EXERCISE 1: According to the article on Snap, by what percentage did Snap's shares fall during after-hours trading on Tuesday?
EXERCISE 2: Write out the stretch of the article on Snap from "Before this week’s" through "and engaged audience.".

A few years ago, things didn’t look good for Snapchat and its parent company, Snap. The company’s shares fell to $5 a pop. Its enterprise value had sunk below $5 billion from a peak $33 billion valuation. Users were fleeing by the millions.
Fast forward to today, and Snapchat has been growing its member base and business consistently. Since hitting rock bottom in 2018, shares have rallied, and millions of people continue to use the app daily. However, it appears investors aren’t entirely bought in on the recent success streak.
Snap’s shares fell 12 percent from $19 to $17 per share during after-hours trading on Tuesday. The company posted slower revenue growth than expected in the last quarter of 2019. Despite revenues being more than 40 percent higher than they were in 2018, shareholders want more.
An Impressive Comeback
In the last three months of 2019, Snap reported a $561-million quarter, which was slightly under Wall Street’s expectations. The company’s net losses rose to $240 million, 42 percent of which is attributable to a $100 million legal charge.
Before this week’s plummet, Snap’s stock was ripping on an upward trajectory. The company finally climbed above its IPO price from 2017. Snap regained its footing in 2019 and started to turn things around. Snapchat had 30 million daily users last year. Marketers remain interested in the app, given the enthusiasm of the platform’s young and engaged audience.

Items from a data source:

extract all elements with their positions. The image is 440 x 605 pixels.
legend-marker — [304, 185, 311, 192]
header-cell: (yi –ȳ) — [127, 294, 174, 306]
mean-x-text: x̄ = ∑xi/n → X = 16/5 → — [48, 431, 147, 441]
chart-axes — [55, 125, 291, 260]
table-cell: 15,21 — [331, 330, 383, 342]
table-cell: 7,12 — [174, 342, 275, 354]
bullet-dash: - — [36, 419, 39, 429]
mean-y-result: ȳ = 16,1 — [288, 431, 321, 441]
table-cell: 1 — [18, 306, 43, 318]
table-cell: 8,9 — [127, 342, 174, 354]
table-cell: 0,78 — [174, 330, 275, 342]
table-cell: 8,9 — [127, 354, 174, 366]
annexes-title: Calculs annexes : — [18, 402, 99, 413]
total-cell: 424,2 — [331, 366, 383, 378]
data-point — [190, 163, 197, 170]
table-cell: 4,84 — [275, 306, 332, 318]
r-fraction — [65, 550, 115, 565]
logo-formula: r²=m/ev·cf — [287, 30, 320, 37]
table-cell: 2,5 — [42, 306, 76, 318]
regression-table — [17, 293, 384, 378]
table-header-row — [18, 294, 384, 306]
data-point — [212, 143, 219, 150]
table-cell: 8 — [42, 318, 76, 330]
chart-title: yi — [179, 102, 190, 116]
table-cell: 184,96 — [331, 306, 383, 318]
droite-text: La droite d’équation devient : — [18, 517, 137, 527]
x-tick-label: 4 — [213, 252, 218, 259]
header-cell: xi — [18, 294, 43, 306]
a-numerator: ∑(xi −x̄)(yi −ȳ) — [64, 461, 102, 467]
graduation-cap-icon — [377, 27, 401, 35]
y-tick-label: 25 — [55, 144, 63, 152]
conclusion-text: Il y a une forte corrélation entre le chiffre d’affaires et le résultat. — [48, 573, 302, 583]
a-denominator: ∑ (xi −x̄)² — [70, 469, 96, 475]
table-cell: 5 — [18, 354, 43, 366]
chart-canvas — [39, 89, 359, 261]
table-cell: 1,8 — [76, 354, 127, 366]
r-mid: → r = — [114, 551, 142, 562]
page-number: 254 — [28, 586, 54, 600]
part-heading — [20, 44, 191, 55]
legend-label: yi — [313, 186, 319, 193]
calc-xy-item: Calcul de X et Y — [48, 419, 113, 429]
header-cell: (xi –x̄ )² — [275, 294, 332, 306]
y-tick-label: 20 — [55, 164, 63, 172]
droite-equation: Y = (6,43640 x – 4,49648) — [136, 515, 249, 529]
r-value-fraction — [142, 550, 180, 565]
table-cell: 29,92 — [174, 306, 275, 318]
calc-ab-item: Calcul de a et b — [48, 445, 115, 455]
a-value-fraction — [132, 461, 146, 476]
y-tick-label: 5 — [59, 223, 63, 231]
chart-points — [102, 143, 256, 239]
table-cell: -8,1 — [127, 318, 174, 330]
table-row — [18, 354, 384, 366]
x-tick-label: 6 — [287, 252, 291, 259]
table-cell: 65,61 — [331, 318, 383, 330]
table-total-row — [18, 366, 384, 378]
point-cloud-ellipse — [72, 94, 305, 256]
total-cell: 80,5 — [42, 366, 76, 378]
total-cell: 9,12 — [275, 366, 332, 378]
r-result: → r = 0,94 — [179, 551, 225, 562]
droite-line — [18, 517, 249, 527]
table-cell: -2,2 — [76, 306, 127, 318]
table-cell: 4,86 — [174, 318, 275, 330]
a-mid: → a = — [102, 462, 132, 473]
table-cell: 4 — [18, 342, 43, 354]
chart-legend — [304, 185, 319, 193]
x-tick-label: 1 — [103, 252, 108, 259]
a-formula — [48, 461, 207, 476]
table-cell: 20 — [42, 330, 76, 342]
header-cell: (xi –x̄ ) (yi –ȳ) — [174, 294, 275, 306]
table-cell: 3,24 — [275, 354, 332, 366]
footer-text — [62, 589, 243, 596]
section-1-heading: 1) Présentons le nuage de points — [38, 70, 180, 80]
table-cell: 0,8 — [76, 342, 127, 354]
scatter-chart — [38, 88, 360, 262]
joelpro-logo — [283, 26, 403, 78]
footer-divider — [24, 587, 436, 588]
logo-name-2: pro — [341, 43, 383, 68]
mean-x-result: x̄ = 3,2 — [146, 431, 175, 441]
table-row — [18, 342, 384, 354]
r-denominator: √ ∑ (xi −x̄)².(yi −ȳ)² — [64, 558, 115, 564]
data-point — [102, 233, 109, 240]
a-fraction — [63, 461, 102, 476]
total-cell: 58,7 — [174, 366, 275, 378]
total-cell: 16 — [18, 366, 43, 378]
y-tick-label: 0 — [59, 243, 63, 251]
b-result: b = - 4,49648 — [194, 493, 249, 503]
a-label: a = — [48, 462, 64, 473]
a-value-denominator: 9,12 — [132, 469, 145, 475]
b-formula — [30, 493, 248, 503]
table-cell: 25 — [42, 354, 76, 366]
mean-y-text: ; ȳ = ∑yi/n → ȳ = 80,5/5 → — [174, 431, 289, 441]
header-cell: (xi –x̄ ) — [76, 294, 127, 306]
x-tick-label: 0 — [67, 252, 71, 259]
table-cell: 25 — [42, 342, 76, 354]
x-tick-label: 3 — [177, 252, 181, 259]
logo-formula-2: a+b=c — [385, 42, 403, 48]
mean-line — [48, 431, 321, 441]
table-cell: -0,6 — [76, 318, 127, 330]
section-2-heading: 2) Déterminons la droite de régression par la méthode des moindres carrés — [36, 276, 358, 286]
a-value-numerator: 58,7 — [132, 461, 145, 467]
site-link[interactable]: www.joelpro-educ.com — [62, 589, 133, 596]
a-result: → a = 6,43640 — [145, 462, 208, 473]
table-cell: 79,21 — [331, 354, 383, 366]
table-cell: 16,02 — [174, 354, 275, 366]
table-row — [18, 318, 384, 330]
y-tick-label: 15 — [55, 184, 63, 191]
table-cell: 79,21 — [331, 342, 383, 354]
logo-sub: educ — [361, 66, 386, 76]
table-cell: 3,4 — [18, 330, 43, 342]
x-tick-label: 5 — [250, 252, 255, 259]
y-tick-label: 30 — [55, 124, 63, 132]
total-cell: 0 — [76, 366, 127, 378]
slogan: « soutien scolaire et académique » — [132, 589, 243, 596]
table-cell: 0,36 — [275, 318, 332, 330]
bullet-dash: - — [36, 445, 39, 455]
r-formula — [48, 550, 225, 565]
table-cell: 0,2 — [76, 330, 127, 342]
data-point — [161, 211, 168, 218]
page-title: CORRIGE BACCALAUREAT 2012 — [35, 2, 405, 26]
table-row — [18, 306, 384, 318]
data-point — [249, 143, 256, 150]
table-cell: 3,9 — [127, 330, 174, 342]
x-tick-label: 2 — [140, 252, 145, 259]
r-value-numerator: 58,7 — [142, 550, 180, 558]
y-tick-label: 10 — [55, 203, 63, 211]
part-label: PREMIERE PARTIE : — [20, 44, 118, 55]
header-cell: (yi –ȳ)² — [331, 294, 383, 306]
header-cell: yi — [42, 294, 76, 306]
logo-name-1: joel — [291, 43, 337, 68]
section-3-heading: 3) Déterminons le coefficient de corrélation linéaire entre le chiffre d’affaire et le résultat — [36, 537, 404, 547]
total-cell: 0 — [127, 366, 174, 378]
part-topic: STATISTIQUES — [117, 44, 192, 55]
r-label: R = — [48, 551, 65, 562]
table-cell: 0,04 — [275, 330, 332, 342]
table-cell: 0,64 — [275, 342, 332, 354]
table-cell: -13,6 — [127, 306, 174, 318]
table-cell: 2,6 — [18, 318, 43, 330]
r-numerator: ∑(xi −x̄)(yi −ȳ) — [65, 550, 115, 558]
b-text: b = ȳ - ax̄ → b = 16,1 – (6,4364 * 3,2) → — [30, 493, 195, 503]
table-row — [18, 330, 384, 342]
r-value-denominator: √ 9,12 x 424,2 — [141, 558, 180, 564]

REPLY 1: They fell 12 percent, from $19 to $17 per share.

REPLY 2:
Before this week’s plummet, Snap’s stock was ripping on an upward trajectory. The company finally climbed above its IPO price from 2017. Snap regained its footing in 2019 and started to turn things around. Snapchat had 30 million daily users last year. Marketers remain interested in the app, given the enthusiasm of the platform’s young and engaged audience.